Notes to Consolidated Financial Statements (Continued)
Note 8. Employee Stock Ownership Plan
In connection with the Conversion, the Company established an employee stock ownership plan (“ESOP”) that provides retirement benefits to all eligible employees of Hibernia Homestead Bank. On January 27, 2009, the ESOP borrowed $890,660 from the Company and used these funds to purchase 8%, or 89,066 shares, of the shares sold in the Company’s initial public offering. As the loan is repaid and shares are released from collateral, the shares are allocated to the ESOP participants based on their individual compensation as a percentage of total compensation of all eligible participants. The Bank recognizes compensation expense equal to the fair value of the ESOP shares committed to be released during the period. ESOP compensation expense for the quarters ended June 30, 2010 and 2009 amounted to $13,000 and $11,000, respectively. ESOP Compensation expense for the six months ended June 30, 2010 and 2009 amounted to $26,000 and $18,000, respectively.
Note 9. Recognition and Retention Plan
On July 30, 2009, the shareholders of the Company approved the Company’s 2009 Recognition and Retention Plan. The 2009 Recognition and Retention Plan will provide the Company’s directors and key employees with an equity interest in the Company as compensation for their contributions to the success of the Company, and as an incentive for future such contributions. The Board of Directors of the Company may make grants under the 2009 Recognition and Retention Plan to eligible participants based on these factors. Plan participants will vest in their share awards at a rate no more rapid than 20% per year over a five year period, beginning on the date of the plan share award. If service to the Company is terminated for any reason other than death, disability or change in control, the unvested share awards shall be forfeited. As of June 30, 2010, 11,133 shares have been awarded under the Plan.
The Recognition and Retention Plan Trust (“RRP”) has been established to acquire, hold, administer, invest, and make distributions from the Trust in accordance with provisions of the Plan and Trust. The Trust will acquire 4%, or 44,533 shares, of the shares sold in the Company’s initial public offering, which will be held in the Trust subject to the Plan’s vesting requirements. The Recognition and Retention Plan provides that grants to each employee and non-employee director shall not exceed 25% and 5% of the shares available under the Plan, respectively. Shares awarded to non-employee directors in the aggregate shall not exceed 30% of the shares available under the Plan. As of June 30, 2010, 20,000 shares have been acquired by the Trust.

• • • • • • •

_GIVEN REQUEST 1_
Render the listing as a JSON list of strings, one string per line and blank lines omitted, starting with its first line and going on through the line with "- intro-paragraph: [5, 0, 955, 59]".

• • • • • • •

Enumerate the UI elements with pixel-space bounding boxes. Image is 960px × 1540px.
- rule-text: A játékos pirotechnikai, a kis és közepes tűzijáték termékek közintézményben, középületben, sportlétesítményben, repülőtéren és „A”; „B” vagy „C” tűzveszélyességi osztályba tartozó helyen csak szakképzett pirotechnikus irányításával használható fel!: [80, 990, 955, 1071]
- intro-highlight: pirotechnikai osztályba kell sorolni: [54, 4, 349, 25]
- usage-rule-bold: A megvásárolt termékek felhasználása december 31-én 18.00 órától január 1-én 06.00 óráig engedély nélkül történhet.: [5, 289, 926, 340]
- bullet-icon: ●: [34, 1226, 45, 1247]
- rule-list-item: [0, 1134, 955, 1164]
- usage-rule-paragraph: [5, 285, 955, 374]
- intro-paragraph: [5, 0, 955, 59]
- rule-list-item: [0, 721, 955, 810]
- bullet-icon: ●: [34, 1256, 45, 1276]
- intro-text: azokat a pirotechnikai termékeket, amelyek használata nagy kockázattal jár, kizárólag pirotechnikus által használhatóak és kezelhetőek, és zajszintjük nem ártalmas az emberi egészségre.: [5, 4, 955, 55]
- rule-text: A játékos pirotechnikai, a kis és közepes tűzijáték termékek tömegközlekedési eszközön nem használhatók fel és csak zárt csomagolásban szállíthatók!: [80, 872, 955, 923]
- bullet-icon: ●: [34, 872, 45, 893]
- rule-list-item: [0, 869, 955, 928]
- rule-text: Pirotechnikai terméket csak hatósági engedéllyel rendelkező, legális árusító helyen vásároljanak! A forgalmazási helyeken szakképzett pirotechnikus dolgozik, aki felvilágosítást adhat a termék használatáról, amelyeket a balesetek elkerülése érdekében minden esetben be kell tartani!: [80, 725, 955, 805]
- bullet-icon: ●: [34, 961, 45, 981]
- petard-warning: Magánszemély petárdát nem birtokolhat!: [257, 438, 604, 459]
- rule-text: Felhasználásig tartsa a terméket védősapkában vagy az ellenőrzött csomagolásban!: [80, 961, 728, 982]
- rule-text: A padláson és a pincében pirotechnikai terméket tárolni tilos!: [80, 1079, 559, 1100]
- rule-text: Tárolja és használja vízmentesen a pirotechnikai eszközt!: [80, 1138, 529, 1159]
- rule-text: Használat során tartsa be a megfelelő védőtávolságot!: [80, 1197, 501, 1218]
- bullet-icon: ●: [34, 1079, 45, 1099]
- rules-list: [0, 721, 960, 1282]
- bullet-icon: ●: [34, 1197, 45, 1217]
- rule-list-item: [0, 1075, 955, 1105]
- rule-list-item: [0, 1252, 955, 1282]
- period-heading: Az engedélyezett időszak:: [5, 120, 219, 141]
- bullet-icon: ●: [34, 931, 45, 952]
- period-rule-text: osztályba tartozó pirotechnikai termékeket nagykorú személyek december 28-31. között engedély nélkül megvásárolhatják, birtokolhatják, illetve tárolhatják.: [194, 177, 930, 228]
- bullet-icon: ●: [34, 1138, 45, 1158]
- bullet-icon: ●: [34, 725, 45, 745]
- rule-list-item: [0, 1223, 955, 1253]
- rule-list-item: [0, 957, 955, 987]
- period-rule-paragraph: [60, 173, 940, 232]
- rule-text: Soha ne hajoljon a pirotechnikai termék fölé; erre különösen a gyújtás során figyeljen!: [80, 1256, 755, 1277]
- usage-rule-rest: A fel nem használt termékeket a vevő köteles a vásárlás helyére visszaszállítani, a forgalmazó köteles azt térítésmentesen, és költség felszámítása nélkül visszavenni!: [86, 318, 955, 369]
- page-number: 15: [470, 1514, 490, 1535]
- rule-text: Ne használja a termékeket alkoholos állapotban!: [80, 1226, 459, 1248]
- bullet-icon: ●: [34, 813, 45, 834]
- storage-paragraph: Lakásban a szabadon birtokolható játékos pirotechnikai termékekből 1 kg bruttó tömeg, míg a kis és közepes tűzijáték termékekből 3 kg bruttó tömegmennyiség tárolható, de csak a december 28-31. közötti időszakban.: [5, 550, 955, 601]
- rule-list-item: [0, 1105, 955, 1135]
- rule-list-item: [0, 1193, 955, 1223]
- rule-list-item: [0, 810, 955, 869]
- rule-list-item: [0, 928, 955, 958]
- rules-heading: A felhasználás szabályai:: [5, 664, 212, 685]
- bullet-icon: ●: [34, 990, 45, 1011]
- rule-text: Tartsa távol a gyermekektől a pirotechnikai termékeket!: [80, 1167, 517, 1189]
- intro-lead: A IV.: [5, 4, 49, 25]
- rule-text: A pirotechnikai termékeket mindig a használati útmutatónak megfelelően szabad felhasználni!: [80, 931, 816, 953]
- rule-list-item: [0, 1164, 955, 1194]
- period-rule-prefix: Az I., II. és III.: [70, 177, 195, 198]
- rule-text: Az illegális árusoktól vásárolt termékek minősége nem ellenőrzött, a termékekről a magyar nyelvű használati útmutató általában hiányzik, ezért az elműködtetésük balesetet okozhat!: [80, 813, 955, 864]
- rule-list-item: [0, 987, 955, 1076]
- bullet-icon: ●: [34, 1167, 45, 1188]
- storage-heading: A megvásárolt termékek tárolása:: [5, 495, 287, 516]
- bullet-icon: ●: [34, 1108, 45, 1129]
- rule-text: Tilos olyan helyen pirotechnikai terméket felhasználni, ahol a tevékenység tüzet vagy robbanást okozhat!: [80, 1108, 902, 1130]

• • • • • • •

_GIVEN REQUEST 2_
Answer these from the stock plan notes:
(a) How many shares did the ESOP purchase with the funds it borrowed from the Company?
(b) As of June 30, 2010, how many shares had been awarded under the Recognition and Retention Plan?
(c) As of June 30, 2010, how many shares had been acquired by the Trust?

_WRITTEN RESPONSE 1_
[
  "Enumerate the UI elements with pixel-space bounding boxes. Image is 960px × 1540px.",
  "- rule-text: A játékos pirotechnikai, a kis és közepes tűzijáték termékek közintézményben, középületben, sportlétesítményben, repülőtéren és „A”; „B” vagy „C” tűzveszélyességi osztályba tartozó helyen csak szakképzett pirotechnikus irányításával használható fel!: [80, 990, 955, 1071]",
  "- intro-highlight: pirotechnikai osztályba kell sorolni: [54, 4, 349, 25]",
  "- usage-rule-bold: A megvásárolt termékek felhasználása december 31-én 18.00 órától január 1-én 06.00 óráig engedély nélkül történhet.: [5, 289, 926, 340]",
  "- bullet-icon: ●: [34, 1226, 45, 1247]",
  "- rule-list-item: [0, 1134, 955, 1164]",
  "- usage-rule-paragraph: [5, 285, 955, 374]",
  "- intro-paragraph: [5, 0, 955, 59]"
]

_WRITTEN RESPONSE 2_
(a) 89,066 shares
(b) 11,133 shares
(c) 20,000 shares